▶ [Given data]
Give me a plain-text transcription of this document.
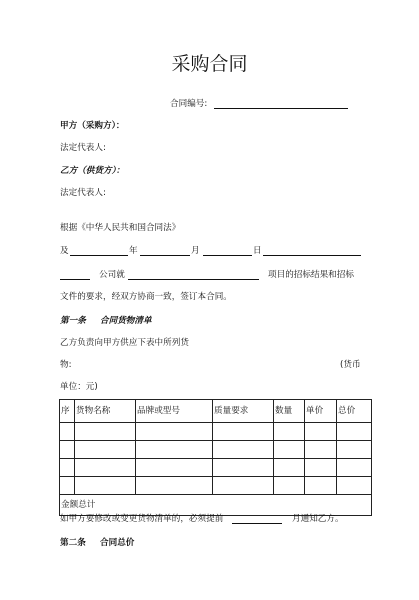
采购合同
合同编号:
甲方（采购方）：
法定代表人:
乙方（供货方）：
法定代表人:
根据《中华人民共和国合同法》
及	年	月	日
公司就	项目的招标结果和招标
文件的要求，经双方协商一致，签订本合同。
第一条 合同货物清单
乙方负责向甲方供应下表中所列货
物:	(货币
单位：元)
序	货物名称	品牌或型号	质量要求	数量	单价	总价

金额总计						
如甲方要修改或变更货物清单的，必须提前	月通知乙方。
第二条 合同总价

▶ [Exercise brief] Retype every record above exactly as written, but leave out the pictures.

▶ [Expected output]
Give me a plain-text transcription of this document.
采购合同
合同编号:
甲方（采购方）：
法定代表人:
乙方（供货方）：
法定代表人:
根据《中华人民共和国合同法》
及	年	月	日
公司就	项目的招标结果和招标
文件的要求，经双方协商一致，签订本合同。
第一条 合同货物清单
乙方负责向甲方供应下表中所列货
物:	(货币
单位：元)
序	货物名称	品牌或型号	质量要求	数量	单价	总价

金额总计						
如甲方要修改或变更货物清单的，必须提前	月通知乙方。
第二条 合同总价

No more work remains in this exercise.